Work required:
Lines that contain "text" are to be counted; give only their number.

***** Extracted material *****

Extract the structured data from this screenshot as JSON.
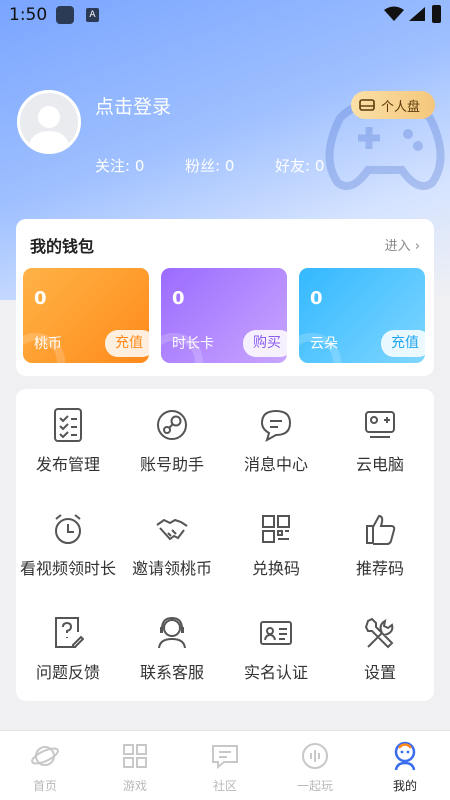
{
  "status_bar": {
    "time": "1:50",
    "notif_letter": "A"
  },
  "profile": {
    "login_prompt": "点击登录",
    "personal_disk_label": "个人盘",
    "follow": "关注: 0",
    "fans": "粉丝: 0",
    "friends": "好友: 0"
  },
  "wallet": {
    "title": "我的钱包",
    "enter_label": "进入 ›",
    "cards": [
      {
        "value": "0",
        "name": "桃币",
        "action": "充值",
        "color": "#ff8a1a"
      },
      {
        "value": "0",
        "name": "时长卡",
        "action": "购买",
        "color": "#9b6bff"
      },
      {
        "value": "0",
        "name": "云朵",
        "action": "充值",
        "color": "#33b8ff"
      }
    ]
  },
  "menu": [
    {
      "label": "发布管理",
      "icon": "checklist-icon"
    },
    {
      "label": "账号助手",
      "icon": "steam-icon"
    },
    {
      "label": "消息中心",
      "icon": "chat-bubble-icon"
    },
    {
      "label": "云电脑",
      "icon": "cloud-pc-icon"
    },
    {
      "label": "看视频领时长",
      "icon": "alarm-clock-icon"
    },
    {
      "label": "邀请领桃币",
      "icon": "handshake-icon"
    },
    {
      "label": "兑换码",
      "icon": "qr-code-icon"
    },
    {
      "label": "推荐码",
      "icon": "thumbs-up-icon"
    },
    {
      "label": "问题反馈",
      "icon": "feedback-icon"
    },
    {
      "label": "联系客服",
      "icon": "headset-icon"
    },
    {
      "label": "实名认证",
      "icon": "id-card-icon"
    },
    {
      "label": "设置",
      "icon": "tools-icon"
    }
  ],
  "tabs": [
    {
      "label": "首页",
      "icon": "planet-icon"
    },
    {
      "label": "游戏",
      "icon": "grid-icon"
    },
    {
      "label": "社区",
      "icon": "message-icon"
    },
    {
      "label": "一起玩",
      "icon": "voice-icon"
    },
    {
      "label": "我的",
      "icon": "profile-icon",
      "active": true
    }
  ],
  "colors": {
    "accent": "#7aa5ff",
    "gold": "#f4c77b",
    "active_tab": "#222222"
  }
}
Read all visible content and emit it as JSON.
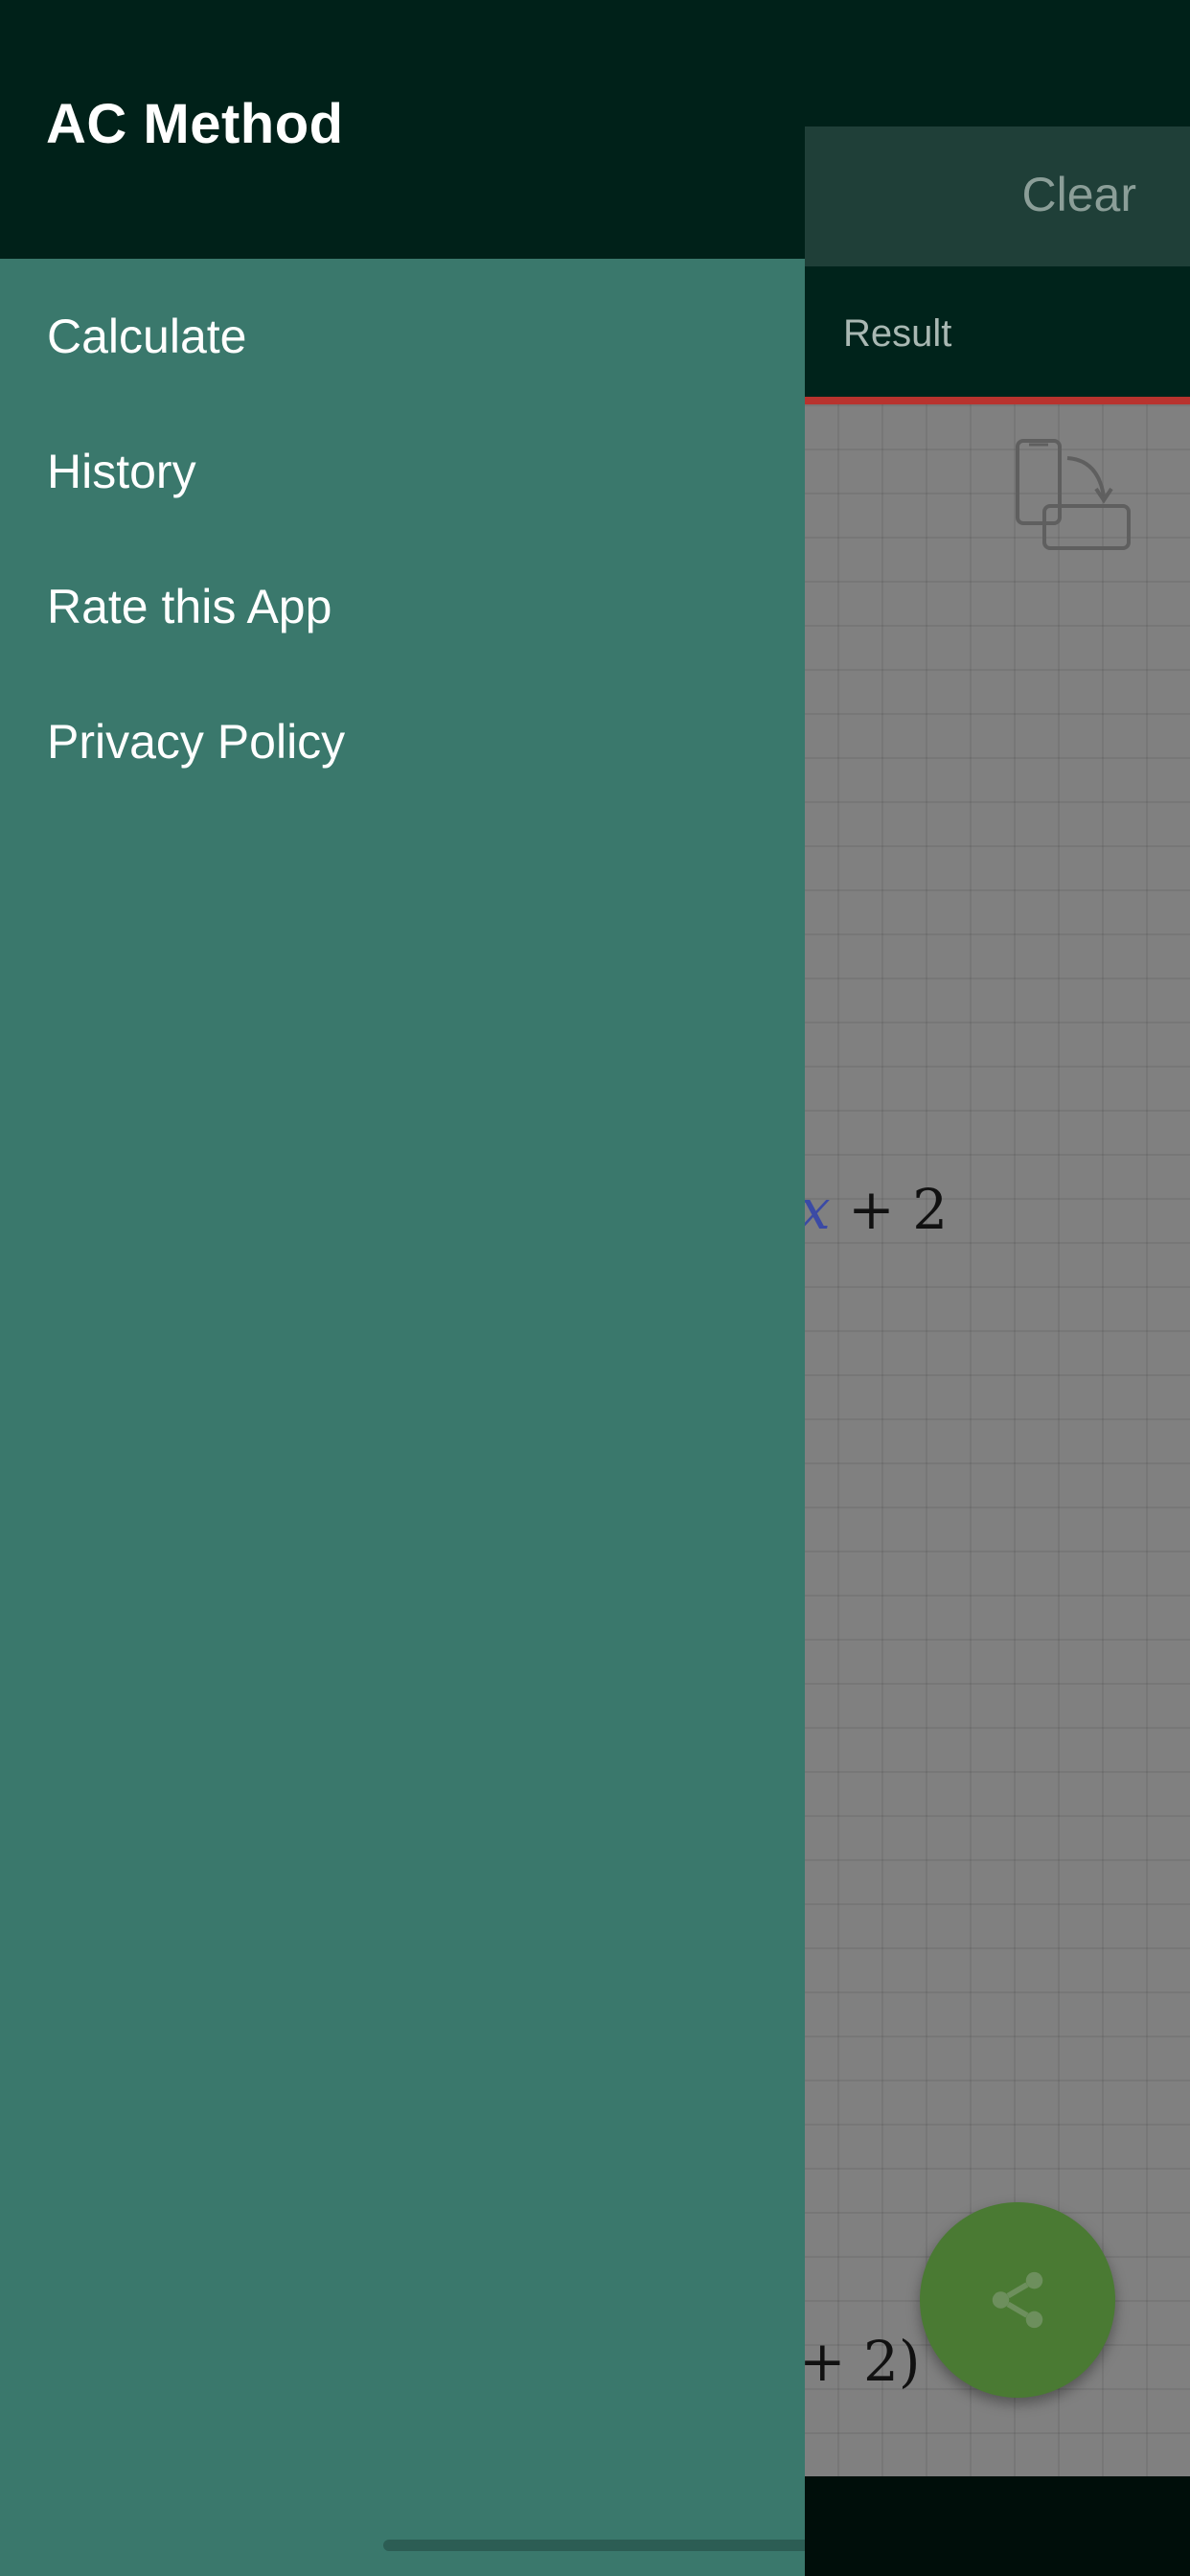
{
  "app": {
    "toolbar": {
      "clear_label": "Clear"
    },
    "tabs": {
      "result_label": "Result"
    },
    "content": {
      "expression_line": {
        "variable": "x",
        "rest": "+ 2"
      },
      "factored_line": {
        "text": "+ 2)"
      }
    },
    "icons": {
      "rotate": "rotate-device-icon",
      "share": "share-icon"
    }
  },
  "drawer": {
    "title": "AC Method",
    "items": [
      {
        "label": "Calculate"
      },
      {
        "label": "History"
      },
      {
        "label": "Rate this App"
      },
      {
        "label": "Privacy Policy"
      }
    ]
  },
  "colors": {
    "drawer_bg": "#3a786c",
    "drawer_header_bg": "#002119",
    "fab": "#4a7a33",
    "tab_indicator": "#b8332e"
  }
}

*****
***** Extracted material *****

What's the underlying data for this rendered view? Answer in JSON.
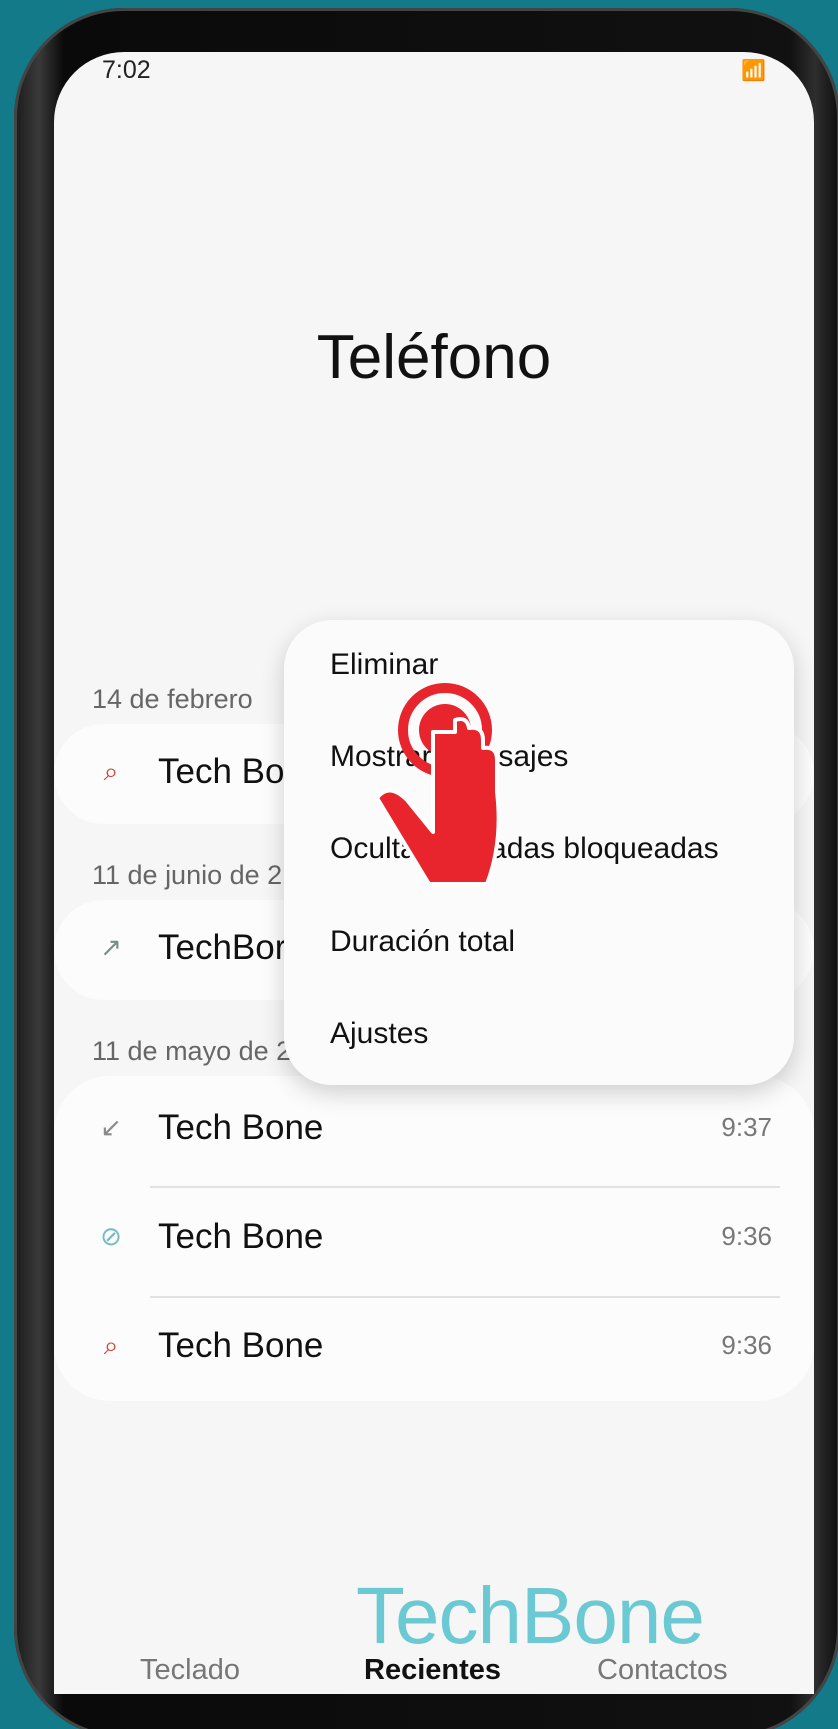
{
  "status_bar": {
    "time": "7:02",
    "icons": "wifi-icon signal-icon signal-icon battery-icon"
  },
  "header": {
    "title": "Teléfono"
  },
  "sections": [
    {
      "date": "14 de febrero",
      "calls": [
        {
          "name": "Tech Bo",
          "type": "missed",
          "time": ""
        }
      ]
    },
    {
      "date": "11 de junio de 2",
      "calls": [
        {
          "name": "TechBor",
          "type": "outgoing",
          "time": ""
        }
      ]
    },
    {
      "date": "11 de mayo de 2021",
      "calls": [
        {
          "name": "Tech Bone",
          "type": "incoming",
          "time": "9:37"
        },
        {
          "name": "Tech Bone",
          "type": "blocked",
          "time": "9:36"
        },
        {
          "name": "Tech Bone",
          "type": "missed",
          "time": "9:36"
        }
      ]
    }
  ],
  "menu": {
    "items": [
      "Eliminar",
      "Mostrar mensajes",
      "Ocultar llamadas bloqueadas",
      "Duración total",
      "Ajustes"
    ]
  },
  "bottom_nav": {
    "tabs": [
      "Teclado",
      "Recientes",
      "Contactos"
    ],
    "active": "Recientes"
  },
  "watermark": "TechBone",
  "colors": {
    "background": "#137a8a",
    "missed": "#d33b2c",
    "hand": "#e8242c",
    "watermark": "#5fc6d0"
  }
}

*****
***** Extracted material *****

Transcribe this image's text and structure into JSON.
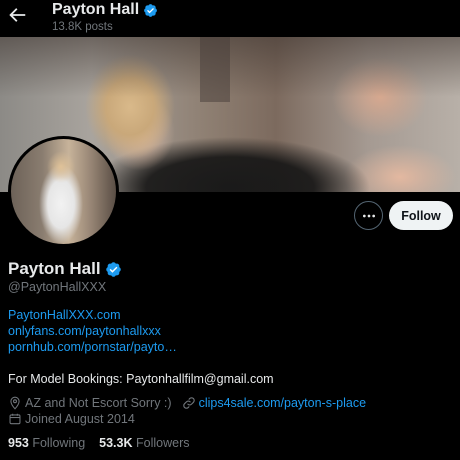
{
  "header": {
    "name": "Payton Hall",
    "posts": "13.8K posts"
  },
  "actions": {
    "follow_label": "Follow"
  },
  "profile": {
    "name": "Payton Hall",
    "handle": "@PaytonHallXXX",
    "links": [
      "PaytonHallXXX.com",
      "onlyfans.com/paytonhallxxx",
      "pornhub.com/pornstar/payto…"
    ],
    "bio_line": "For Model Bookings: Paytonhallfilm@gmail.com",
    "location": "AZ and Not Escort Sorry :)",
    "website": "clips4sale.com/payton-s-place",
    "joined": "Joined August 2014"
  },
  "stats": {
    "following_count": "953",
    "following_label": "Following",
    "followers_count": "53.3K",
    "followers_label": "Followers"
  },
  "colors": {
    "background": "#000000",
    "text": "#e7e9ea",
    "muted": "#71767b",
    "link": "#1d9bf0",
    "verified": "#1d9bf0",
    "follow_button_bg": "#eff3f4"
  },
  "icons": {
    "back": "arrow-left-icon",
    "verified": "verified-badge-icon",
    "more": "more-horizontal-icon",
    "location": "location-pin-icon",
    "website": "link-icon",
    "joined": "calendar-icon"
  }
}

*****

Problem solution:
3